SHORT TASK
Write out exactly the lines between the line containing "Give me the" and the end of the records, counting both ends, and leave out all pictures.

========

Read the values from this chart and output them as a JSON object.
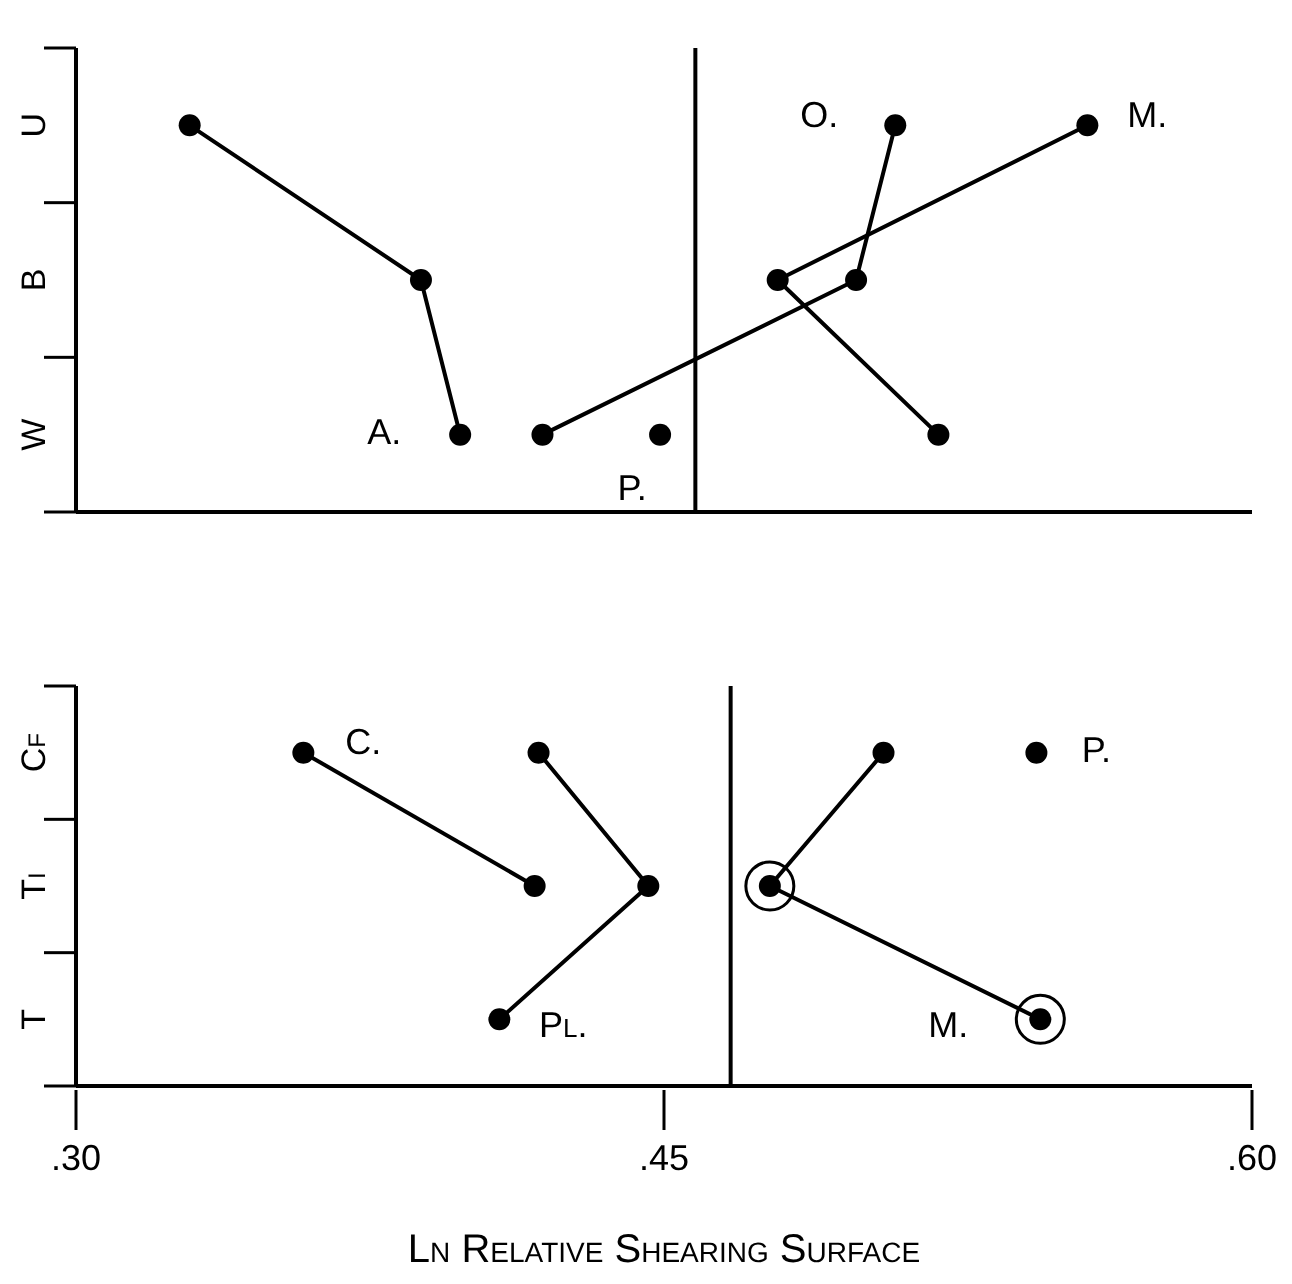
{
  "chart_data": [
    {
      "type": "line",
      "orientation": "horizontal",
      "categories": [
        "U",
        "B",
        "W"
      ],
      "xlim": [
        0.3,
        0.6
      ],
      "tick_labels": "y",
      "marker": "circle",
      "grid": false,
      "series": [
        {
          "color": "#000000",
          "values": [
            0.329,
            0.388,
            0.398
          ]
        },
        {
          "color": "#000000",
          "values": [
            0.509,
            0.499,
            0.419
          ]
        },
        {
          "color": "#000000",
          "values": [
            0.558,
            0.479,
            0.52
          ]
        },
        {
          "type": "scatter",
          "color": "#000000",
          "values": [
            null,
            null,
            0.449
          ]
        }
      ],
      "ref_lines": [
        {
          "axis": "x",
          "value": 0.458
        }
      ],
      "annotations": [
        {
          "text": "A.",
          "x": 0.398,
          "y": "W"
        },
        {
          "text": "O.",
          "x": 0.509,
          "y": "U"
        },
        {
          "text": "M.",
          "x": 0.558,
          "y": "U"
        },
        {
          "text": "P.",
          "x": 0.449,
          "y": "W"
        }
      ]
    },
    {
      "type": "line",
      "orientation": "horizontal",
      "categories": [
        "Cf",
        "Ti",
        "T"
      ],
      "xlim": [
        0.3,
        0.6
      ],
      "xticks": [
        {
          "value": 0.3,
          "label": ".30"
        },
        {
          "value": 0.45,
          "label": ".45"
        },
        {
          "value": 0.6,
          "label": ".60"
        }
      ],
      "xlabel": "Ln Relative Shearing Surface",
      "marker": "circle",
      "grid": false,
      "series": [
        {
          "color": "#000000",
          "values": [
            0.358,
            0.417,
            null
          ]
        },
        {
          "color": "#000000",
          "values": [
            0.418,
            0.446,
            0.408
          ]
        },
        {
          "color": "#000000",
          "values": [
            0.506,
            0.477,
            0.546
          ]
        },
        {
          "type": "scatter",
          "color": "#000000",
          "values": [
            0.545,
            null,
            null
          ]
        },
        {
          "type": "scatter",
          "marker": "circle",
          "color": "#000000",
          "values": [
            null,
            0.477,
            0.546
          ]
        }
      ],
      "ref_lines": [
        {
          "axis": "x",
          "value": 0.467
        }
      ],
      "annotations": [
        {
          "text": "C.",
          "x": 0.358,
          "y": "Cf"
        },
        {
          "text": "Pl.",
          "x": 0.408,
          "y": "T"
        },
        {
          "text": "M.",
          "x": 0.546,
          "y": "T"
        },
        {
          "text": "P.",
          "x": 0.545,
          "y": "Cf"
        }
      ]
    }
  ]
}
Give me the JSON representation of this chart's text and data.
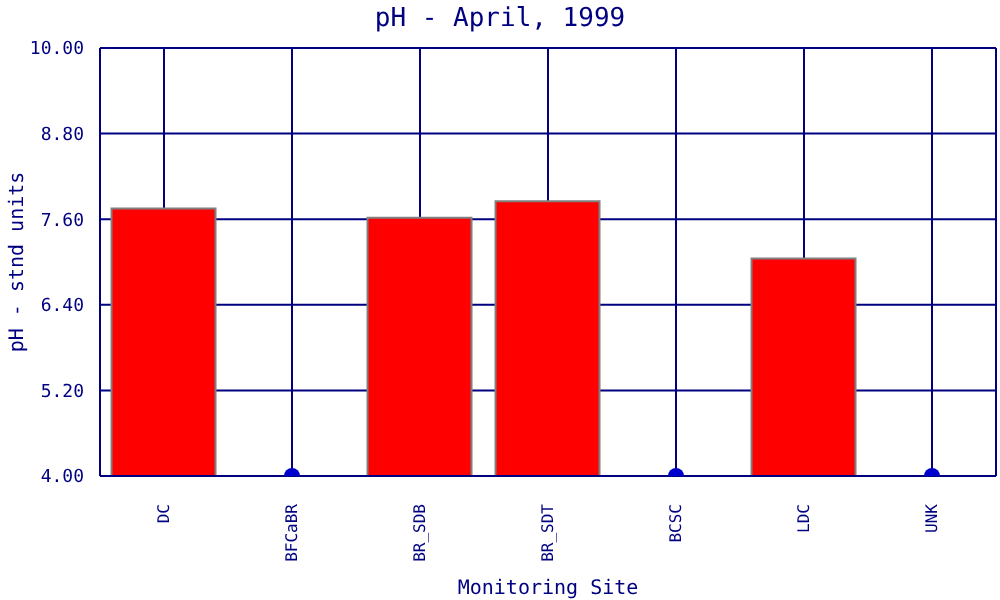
{
  "chart_data": {
    "type": "bar",
    "title": "pH - April, 1999",
    "xlabel": "Monitoring Site",
    "ylabel": "pH - stnd units",
    "categories": [
      "DC",
      "BFCaBR",
      "BR_SDB",
      "BR_SDT",
      "BCSC",
      "LDC",
      "UNK"
    ],
    "series": [
      {
        "color": "#ff0000",
        "values": [
          7.75,
          null,
          7.62,
          7.85,
          null,
          7.05,
          null
        ]
      },
      {
        "type": "scatter",
        "color": "#0000cc",
        "marker": "circle",
        "values": [
          null,
          4.0,
          null,
          null,
          4.0,
          null,
          4.0
        ]
      }
    ],
    "ylim": [
      4.0,
      10.0
    ],
    "yticks": [
      {
        "value": 4.0,
        "label": "4.00"
      },
      {
        "value": 5.2,
        "label": "5.20"
      },
      {
        "value": 6.4,
        "label": "6.40"
      },
      {
        "value": 7.6,
        "label": "7.60"
      },
      {
        "value": 8.8,
        "label": "8.80"
      },
      {
        "value": 10.0,
        "label": "10.00"
      }
    ],
    "grid": true
  }
}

========

RESPONSE TO THIS TASK
Give me the JSON representation of this chart's text and data.
{
  "chart_data": {
    "type": "bar",
    "title": "pH - April, 1999",
    "xlabel": "Monitoring Site",
    "ylabel": "pH - stnd units",
    "categories": [
      "DC",
      "BFCaBR",
      "BR_SDB",
      "BR_SDT",
      "BCSC",
      "LDC",
      "UNK"
    ],
    "series": [
      {
        "color": "#ff0000",
        "values": [
          7.75,
          null,
          7.62,
          7.85,
          null,
          7.05,
          null
        ]
      },
      {
        "type": "scatter",
        "color": "#0000cc",
        "marker": "circle",
        "values": [
          null,
          4.0,
          null,
          null,
          4.0,
          null,
          4.0
        ]
      }
    ],
    "ylim": [
      4.0,
      10.0
    ],
    "yticks": [
      {
        "value": 4.0,
        "label": "4.00"
      },
      {
        "value": 5.2,
        "label": "5.20"
      },
      {
        "value": 6.4,
        "label": "6.40"
      },
      {
        "value": 7.6,
        "label": "7.60"
      },
      {
        "value": 8.8,
        "label": "8.80"
      },
      {
        "value": 10.0,
        "label": "10.00"
      }
    ],
    "grid": true
  }
}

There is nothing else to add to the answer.